▶ [Aim of the exercise]
Read through the data and report every line in which the word "JSON" occurs.
● ● ● ● ●
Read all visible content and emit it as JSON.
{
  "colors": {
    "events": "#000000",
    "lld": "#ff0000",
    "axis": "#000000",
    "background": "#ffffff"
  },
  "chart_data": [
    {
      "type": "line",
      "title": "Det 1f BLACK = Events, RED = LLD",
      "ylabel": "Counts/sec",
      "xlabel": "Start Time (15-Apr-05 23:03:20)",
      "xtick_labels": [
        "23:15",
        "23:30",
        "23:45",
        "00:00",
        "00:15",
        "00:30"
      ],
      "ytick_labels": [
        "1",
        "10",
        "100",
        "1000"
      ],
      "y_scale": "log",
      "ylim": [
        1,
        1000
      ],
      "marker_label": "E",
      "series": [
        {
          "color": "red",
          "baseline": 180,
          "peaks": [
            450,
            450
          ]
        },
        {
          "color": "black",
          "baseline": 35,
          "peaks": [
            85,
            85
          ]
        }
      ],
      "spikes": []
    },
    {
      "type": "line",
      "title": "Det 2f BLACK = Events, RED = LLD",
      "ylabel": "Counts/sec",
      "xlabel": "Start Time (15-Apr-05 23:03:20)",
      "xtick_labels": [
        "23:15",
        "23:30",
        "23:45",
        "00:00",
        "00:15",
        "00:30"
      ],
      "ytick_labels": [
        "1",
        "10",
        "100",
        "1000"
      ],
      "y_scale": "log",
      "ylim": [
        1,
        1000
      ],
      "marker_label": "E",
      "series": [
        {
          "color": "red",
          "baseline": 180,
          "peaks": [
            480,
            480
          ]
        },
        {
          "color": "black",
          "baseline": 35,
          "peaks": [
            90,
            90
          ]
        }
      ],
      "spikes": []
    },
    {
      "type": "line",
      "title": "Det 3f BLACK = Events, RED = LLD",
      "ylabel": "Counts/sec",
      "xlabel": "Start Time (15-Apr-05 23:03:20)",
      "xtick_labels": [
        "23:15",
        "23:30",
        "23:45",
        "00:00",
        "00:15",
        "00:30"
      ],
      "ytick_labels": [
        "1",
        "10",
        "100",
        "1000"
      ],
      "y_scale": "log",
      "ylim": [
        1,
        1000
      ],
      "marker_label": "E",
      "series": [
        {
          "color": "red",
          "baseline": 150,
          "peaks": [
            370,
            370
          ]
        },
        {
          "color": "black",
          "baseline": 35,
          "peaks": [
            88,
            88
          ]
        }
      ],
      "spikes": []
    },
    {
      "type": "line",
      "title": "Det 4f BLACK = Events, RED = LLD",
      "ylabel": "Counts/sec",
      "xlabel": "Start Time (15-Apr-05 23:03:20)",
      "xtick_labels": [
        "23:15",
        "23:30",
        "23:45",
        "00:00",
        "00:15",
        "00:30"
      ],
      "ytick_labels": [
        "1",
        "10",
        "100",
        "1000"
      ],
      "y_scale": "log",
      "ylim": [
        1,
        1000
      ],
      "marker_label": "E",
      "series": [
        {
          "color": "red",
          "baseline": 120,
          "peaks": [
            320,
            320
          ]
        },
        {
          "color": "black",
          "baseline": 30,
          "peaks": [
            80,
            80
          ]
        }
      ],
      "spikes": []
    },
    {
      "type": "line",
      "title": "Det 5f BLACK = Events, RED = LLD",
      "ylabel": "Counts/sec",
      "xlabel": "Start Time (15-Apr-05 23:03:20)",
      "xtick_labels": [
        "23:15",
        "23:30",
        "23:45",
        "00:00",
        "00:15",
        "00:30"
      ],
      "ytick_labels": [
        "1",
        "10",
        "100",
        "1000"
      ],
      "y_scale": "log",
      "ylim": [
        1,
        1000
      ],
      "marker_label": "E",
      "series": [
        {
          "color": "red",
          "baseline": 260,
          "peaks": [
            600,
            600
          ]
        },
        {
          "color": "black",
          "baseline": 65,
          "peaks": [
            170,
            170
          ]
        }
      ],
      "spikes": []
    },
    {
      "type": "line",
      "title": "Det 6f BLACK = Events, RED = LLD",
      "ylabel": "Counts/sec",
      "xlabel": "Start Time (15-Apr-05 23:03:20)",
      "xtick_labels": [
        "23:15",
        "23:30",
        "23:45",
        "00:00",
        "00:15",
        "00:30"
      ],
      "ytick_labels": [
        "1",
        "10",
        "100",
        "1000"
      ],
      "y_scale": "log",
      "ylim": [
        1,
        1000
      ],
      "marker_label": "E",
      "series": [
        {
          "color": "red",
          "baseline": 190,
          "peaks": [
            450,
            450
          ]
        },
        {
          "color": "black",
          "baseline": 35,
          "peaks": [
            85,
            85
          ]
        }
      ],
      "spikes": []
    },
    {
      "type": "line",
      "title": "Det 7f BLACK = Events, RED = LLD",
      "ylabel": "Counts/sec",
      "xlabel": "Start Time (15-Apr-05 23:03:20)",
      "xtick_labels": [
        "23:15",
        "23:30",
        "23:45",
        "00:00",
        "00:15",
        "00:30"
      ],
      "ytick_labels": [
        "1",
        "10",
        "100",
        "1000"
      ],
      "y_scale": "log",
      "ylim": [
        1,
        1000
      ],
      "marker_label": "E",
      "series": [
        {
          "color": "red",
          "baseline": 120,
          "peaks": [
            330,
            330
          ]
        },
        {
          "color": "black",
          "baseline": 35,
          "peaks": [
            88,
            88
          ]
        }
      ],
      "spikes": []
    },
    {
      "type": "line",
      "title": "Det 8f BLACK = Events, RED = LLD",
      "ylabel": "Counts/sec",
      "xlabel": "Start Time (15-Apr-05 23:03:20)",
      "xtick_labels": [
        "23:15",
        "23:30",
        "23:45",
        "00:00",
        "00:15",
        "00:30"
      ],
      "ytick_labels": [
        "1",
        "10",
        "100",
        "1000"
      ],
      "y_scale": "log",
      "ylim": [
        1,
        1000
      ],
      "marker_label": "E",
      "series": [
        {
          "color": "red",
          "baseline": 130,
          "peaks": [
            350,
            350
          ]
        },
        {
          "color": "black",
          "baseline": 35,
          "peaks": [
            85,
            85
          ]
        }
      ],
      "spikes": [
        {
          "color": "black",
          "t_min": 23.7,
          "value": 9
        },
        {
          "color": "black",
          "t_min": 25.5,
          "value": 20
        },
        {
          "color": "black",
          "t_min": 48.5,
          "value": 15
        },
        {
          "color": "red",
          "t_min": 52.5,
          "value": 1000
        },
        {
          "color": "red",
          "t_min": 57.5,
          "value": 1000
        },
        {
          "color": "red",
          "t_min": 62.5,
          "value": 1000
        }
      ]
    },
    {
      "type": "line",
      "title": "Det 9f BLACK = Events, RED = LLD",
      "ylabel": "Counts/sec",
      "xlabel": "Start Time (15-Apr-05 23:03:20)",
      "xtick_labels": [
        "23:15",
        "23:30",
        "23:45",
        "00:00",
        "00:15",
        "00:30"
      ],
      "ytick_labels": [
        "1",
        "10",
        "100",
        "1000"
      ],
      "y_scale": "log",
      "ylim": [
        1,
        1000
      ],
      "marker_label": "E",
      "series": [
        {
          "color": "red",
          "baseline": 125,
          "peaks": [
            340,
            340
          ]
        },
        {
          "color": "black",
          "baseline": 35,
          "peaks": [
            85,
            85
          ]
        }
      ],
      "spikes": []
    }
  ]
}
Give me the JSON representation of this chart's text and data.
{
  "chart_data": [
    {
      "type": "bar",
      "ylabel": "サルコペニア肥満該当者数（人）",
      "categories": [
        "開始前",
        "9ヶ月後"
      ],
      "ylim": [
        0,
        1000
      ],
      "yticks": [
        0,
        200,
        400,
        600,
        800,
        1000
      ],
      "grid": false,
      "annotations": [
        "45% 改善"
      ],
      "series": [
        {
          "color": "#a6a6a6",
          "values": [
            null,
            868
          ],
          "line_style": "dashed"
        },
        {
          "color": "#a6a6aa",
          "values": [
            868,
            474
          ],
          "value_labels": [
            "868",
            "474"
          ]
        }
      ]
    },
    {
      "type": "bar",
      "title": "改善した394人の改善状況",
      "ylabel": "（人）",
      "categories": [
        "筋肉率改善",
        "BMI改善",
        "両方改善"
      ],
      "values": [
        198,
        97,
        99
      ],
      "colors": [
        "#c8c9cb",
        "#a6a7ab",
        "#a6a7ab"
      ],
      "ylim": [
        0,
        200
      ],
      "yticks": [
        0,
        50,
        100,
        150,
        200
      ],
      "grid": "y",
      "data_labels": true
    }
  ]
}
● ● ● ● ●
▶ [Response to the exercise]
Read all visible content and emit it as JSON.
Give me the JSON representation of this chart's text and data.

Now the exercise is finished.